A run of records:
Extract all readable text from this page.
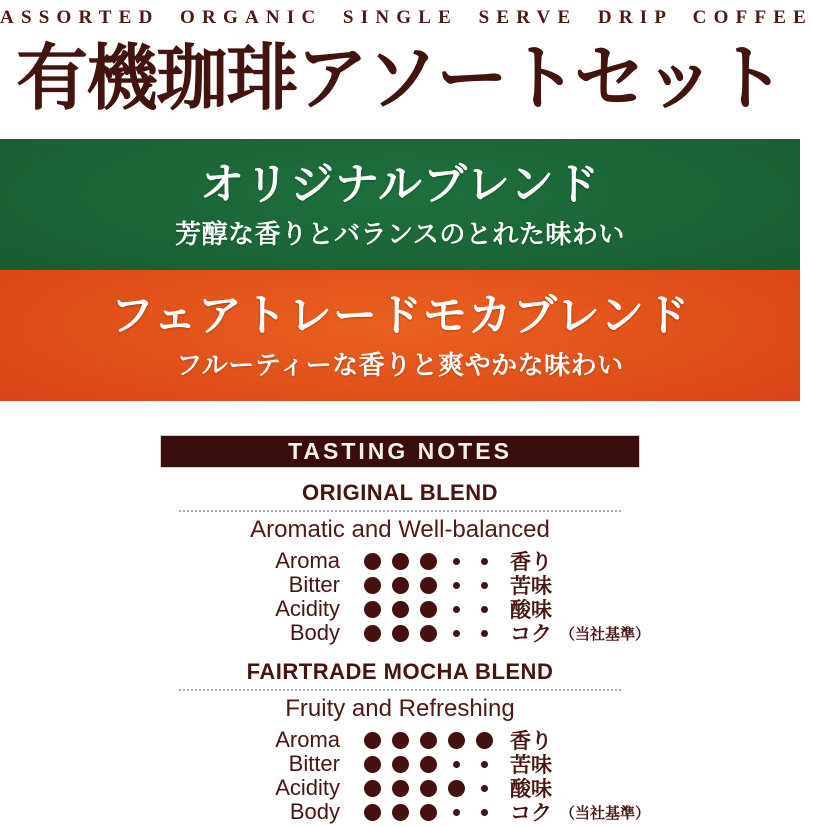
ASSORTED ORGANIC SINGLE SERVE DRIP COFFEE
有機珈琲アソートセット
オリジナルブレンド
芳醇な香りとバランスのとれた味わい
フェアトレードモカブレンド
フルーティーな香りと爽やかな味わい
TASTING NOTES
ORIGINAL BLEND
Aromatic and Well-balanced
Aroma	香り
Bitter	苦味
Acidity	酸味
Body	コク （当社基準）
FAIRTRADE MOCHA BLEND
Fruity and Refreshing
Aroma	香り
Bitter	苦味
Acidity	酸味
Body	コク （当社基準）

YOUR TASK:
Tally the lines in the entries above that hold the word "BLEND". Reply with nothing but that count.

RESULT:
2